→ Written task
Reproduce the entries in full, with no changes.

→ Records provided
>> start
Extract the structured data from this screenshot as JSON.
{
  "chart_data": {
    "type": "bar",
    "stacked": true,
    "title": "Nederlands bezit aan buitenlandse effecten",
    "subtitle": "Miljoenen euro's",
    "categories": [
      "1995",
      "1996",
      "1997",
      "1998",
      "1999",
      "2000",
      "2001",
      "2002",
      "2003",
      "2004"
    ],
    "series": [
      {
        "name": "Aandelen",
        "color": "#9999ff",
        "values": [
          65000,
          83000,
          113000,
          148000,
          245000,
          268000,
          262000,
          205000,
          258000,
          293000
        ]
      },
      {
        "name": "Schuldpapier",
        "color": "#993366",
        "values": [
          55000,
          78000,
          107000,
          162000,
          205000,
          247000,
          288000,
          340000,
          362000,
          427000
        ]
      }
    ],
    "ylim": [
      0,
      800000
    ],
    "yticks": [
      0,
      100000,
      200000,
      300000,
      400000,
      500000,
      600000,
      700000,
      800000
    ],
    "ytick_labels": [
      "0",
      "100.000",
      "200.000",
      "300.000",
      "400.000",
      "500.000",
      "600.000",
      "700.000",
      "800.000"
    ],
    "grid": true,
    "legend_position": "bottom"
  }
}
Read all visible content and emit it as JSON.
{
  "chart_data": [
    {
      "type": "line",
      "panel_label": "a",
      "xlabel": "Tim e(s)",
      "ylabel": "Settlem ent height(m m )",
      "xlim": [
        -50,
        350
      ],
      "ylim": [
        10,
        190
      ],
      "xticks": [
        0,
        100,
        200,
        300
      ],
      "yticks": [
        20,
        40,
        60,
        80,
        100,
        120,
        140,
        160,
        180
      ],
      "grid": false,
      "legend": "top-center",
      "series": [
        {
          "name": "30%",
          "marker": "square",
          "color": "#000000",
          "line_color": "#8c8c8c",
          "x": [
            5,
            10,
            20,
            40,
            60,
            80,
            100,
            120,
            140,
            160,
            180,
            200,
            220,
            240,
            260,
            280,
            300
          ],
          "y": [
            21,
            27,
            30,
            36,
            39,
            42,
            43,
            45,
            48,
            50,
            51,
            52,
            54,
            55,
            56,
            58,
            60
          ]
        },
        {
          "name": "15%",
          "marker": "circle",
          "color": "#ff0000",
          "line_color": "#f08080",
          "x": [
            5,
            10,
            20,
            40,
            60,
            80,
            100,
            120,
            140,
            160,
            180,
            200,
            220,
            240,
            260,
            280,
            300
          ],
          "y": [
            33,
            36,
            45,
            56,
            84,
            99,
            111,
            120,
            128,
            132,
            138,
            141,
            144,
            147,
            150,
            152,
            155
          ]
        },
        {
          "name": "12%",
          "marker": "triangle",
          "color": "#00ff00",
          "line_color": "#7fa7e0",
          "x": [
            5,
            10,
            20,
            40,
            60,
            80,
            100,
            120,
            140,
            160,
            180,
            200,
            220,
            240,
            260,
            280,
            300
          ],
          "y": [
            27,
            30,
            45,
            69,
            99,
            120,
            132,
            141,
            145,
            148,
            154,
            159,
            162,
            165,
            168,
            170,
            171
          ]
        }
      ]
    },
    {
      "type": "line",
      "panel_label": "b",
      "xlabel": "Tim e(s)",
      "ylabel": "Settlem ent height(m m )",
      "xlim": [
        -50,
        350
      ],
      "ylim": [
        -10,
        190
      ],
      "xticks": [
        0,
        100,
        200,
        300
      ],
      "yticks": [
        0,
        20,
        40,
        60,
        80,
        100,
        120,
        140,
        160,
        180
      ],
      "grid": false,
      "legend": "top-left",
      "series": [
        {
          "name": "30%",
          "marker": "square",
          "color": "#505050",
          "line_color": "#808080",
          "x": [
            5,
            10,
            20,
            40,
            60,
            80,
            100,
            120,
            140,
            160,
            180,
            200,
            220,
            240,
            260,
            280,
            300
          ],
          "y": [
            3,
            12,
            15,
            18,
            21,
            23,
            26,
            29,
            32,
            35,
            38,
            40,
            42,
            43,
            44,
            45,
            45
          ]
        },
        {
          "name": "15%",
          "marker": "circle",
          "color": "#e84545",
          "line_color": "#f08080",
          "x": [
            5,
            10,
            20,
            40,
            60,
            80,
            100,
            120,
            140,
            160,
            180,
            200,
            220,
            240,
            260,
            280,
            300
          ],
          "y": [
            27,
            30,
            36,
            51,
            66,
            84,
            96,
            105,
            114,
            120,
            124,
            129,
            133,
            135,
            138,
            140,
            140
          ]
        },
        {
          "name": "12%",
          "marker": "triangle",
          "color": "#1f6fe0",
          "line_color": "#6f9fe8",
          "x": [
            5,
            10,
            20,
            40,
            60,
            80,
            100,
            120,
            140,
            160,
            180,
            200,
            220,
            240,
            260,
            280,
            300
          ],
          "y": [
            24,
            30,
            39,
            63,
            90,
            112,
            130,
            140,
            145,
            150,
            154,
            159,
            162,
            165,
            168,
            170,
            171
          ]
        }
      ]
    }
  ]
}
>> end
→ Solved exercise
Extract the structured data from this screenshot as JSON.
{
  "chart_data": {
    "type": "bar",
    "stacked": true,
    "title": "Nederlands bezit aan buitenlandse effecten",
    "subtitle": "Miljoenen euro's",
    "categories": [
      "1995",
      "1996",
      "1997",
      "1998",
      "1999",
      "2000",
      "2001",
      "2002",
      "2003",
      "2004"
    ],
    "series": [
      {
        "name": "Aandelen",
        "color": "#9999ff",
        "values": [
          65000,
          83000,
          113000,
          148000,
          245000,
          268000,
          262000,
          205000,
          258000,
          293000
        ]
      },
      {
        "name": "Schuldpapier",
        "color": "#993366",
        "values": [
          55000,
          78000,
          107000,
          162000,
          205000,
          247000,
          288000,
          340000,
          362000,
          427000
        ]
      }
    ],
    "ylim": [
      0,
      800000
    ],
    "yticks": [
      0,
      100000,
      200000,
      300000,
      400000,
      500000,
      600000,
      700000,
      800000
    ],
    "ytick_labels": [
      "0",
      "100.000",
      "200.000",
      "300.000",
      "400.000",
      "500.000",
      "600.000",
      "700.000",
      "800.000"
    ],
    "grid": true,
    "legend_position": "bottom"
  }
}
Read all visible content and emit it as JSON.
{
  "chart_data": [
    {
      "type": "line",
      "panel_label": "a",
      "xlabel": "Tim e(s)",
      "ylabel": "Settlem ent height(m m )",
      "xlim": [
        -50,
        350
      ],
      "ylim": [
        10,
        190
      ],
      "xticks": [
        0,
        100,
        200,
        300
      ],
      "yticks": [
        20,
        40,
        60,
        80,
        100,
        120,
        140,
        160,
        180
      ],
      "grid": false,
      "legend": "top-center",
      "series": [
        {
          "name": "30%",
          "marker": "square",
          "color": "#000000",
          "line_color": "#8c8c8c",
          "x": [
            5,
            10,
            20,
            40,
            60,
            80,
            100,
            120,
            140,
            160,
            180,
            200,
            220,
            240,
            260,
            280,
            300
          ],
          "y": [
            21,
            27,
            30,
            36,
            39,
            42,
            43,
            45,
            48,
            50,
            51,
            52,
            54,
            55,
            56,
            58,
            60
          ]
        },
        {
          "name": "15%",
          "marker": "circle",
          "color": "#ff0000",
          "line_color": "#f08080",
          "x": [
            5,
            10,
            20,
            40,
            60,
            80,
            100,
            120,
            140,
            160,
            180,
            200,
            220,
            240,
            260,
            280,
            300
          ],
          "y": [
            33,
            36,
            45,
            56,
            84,
            99,
            111,
            120,
            128,
            132,
            138,
            141,
            144,
            147,
            150,
            152,
            155
          ]
        },
        {
          "name": "12%",
          "marker": "triangle",
          "color": "#00ff00",
          "line_color": "#7fa7e0",
          "x": [
            5,
            10,
            20,
            40,
            60,
            80,
            100,
            120,
            140,
            160,
            180,
            200,
            220,
            240,
            260,
            280,
            300
          ],
          "y": [
            27,
            30,
            45,
            69,
            99,
            120,
            132,
            141,
            145,
            148,
            154,
            159,
            162,
            165,
            168,
            170,
            171
          ]
        }
      ]
    },
    {
      "type": "line",
      "panel_label": "b",
      "xlabel": "Tim e(s)",
      "ylabel": "Settlem ent height(m m )",
      "xlim": [
        -50,
        350
      ],
      "ylim": [
        -10,
        190
      ],
      "xticks": [
        0,
        100,
        200,
        300
      ],
      "yticks": [
        0,
        20,
        40,
        60,
        80,
        100,
        120,
        140,
        160,
        180
      ],
      "grid": false,
      "legend": "top-left",
      "series": [
        {
          "name": "30%",
          "marker": "square",
          "color": "#505050",
          "line_color": "#808080",
          "x": [
            5,
            10,
            20,
            40,
            60,
            80,
            100,
            120,
            140,
            160,
            180,
            200,
            220,
            240,
            260,
            280,
            300
          ],
          "y": [
            3,
            12,
            15,
            18,
            21,
            23,
            26,
            29,
            32,
            35,
            38,
            40,
            42,
            43,
            44,
            45,
            45
          ]
        },
        {
          "name": "15%",
          "marker": "circle",
          "color": "#e84545",
          "line_color": "#f08080",
          "x": [
            5,
            10,
            20,
            40,
            60,
            80,
            100,
            120,
            140,
            160,
            180,
            200,
            220,
            240,
            260,
            280,
            300
          ],
          "y": [
            27,
            30,
            36,
            51,
            66,
            84,
            96,
            105,
            114,
            120,
            124,
            129,
            133,
            135,
            138,
            140,
            140
          ]
        },
        {
          "name": "12%",
          "marker": "triangle",
          "color": "#1f6fe0",
          "line_color": "#6f9fe8",
          "x": [
            5,
            10,
            20,
            40,
            60,
            80,
            100,
            120,
            140,
            160,
            180,
            200,
            220,
            240,
            260,
            280,
            300
          ],
          "y": [
            24,
            30,
            39,
            63,
            90,
            112,
            130,
            140,
            145,
            150,
            154,
            159,
            162,
            165,
            168,
            170,
            171
          ]
        }
      ]
    }
  ]
}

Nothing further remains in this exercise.